Data entries
★ ★ ★ ★ ★ ★ ★

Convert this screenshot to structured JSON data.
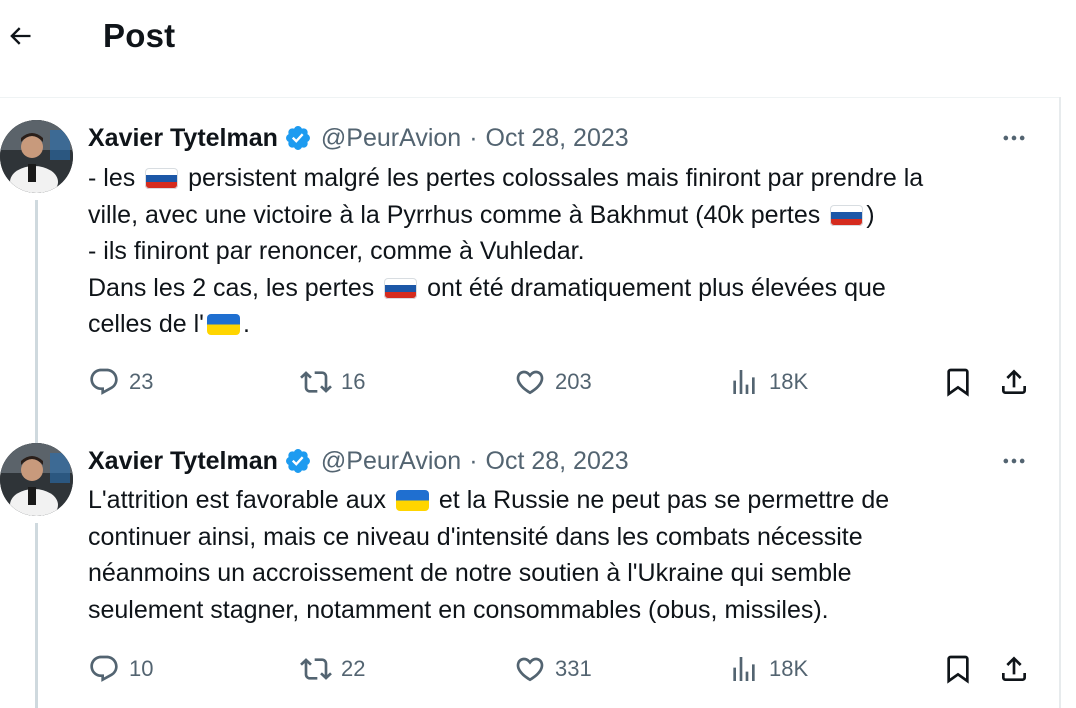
{
  "header": {
    "title": "Post"
  },
  "tweets": [
    {
      "author": {
        "name": "Xavier Tytelman",
        "handle": "@PeurAvion"
      },
      "date": "Oct 28, 2023",
      "text_lines": [
        [
          "- les",
          "persistent malgré les pertes colossales mais finiront par prendre la"
        ],
        [
          "ville, avec une victoire à la Pyrrhus comme à Bakhmut (40k pertes",
          ")"
        ],
        [
          "- ils finiront par renoncer, comme à Vuhledar."
        ],
        [
          "Dans les 2 cas, les pertes",
          "ont été dramatiquement plus élevées que"
        ],
        [
          "celles de l'",
          "."
        ]
      ],
      "flags": [
        "russia-flag",
        "russia-flag",
        "russia-flag",
        "ukraine-flag"
      ],
      "stats": {
        "replies": "23",
        "reposts": "16",
        "likes": "203",
        "views": "18K"
      }
    },
    {
      "author": {
        "name": "Xavier Tytelman",
        "handle": "@PeurAvion"
      },
      "date": "Oct 28, 2023",
      "text_lines": [
        [
          "L'attrition est favorable aux",
          "et la Russie ne peut pas se permettre de"
        ],
        [
          "continuer ainsi, mais ce niveau d'intensité dans les combats nécessite"
        ],
        [
          "néanmoins un accroissement de notre soutien à l'Ukraine qui semble"
        ],
        [
          "seulement stagner, notamment en consommables (obus, missiles)."
        ]
      ],
      "flags": [
        "ukraine-flag"
      ],
      "stats": {
        "replies": "10",
        "reposts": "22",
        "likes": "331",
        "views": "18K"
      }
    }
  ],
  "colors": {
    "accent": "#1d9bf0",
    "secondary_text": "#536471",
    "thread_line": "#cfd9de"
  },
  "icons": [
    "back-arrow-icon",
    "verified-badge-icon",
    "more-icon",
    "reply-icon",
    "repost-icon",
    "like-icon",
    "views-icon",
    "bookmark-icon",
    "share-icon"
  ]
}
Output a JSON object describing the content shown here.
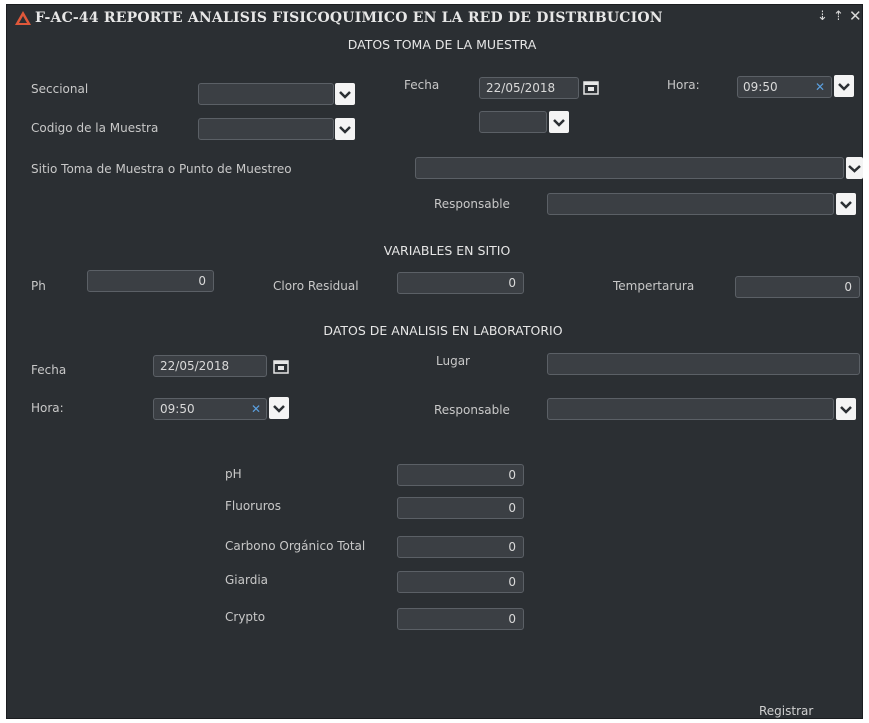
{
  "window": {
    "title": "F-AC-44 REPORTE ANALISIS FISICOQUIMICO EN LA RED DE DISTRIBUCION",
    "pin_icon": "pin-icon",
    "close_icon": "close-icon",
    "minimize_icon": "dock-icon"
  },
  "colors": {
    "background": "#2b2f33",
    "field": "#3b3f44",
    "field_border": "#5b6066",
    "text": "#d9d9d9",
    "accent_clear": "#5aa0e0"
  },
  "sections": {
    "toma": "DATOS TOMA DE LA MUESTRA",
    "variables": "VARIABLES EN SITIO",
    "laboratorio": "DATOS DE ANALISIS EN LABORATORIO"
  },
  "toma": {
    "seccional_label": "Seccional",
    "codigo_label": "Codigo de la Muestra",
    "sitio_label": "Sitio Toma de Muestra o Punto de Muestreo",
    "responsable_label": "Responsable",
    "fecha_label": "Fecha",
    "fecha_value": "22/05/2018",
    "hora_label": "Hora:",
    "hora_value": "09:50"
  },
  "variables": {
    "ph_label": "Ph",
    "ph_value": "0",
    "cloro_label": "Cloro Residual",
    "cloro_value": "0",
    "temp_label": "Tempertarura",
    "temp_value": "0"
  },
  "laboratorio": {
    "fecha_label": "Fecha",
    "fecha_value": "22/05/2018",
    "hora_label": "Hora:",
    "hora_value": "09:50",
    "lugar_label": "Lugar",
    "responsable_label": "Responsable",
    "ph_label": "pH",
    "ph_value": "0",
    "fluoruros_label": "Fluoruros",
    "fluoruros_value": "0",
    "carbono_label": "Carbono Orgánico Total",
    "carbono_value": "0",
    "giardia_label": "Giardia",
    "giardia_value": "0",
    "crypto_label": "Crypto",
    "crypto_value": "0"
  },
  "actions": {
    "registrar": "Registrar"
  }
}
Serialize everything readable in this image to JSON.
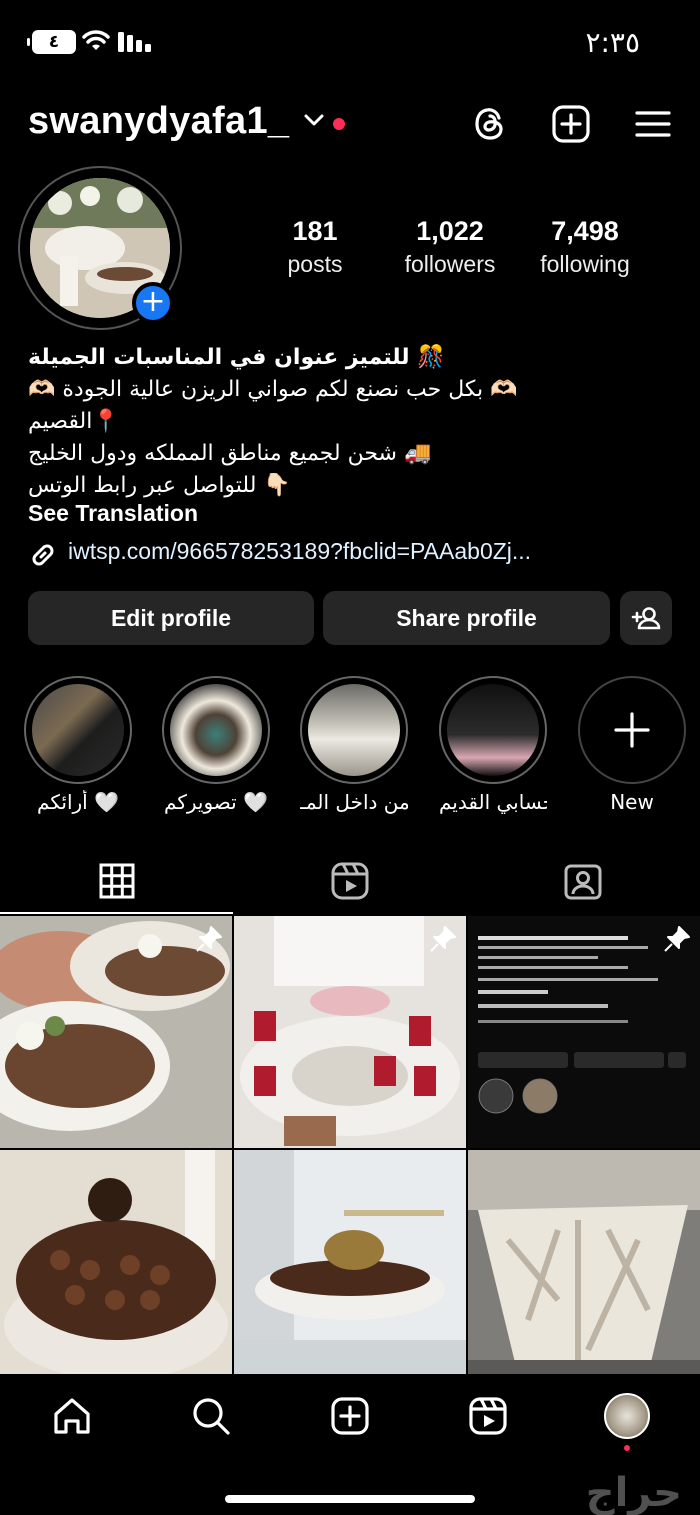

★ ★ ★ ★ ★ ★ ★

■ What you are asked to do
Copy every line from the entries that contains the word "ANALISIS".

■ Correct result
    "title": "F-AC-44 REPORTE ANALISIS FISICOQUIMICO EN LA RED DE DISTRIBUCION",
    "laboratorio": "DATOS DE ANALISIS EN LABORATORIO"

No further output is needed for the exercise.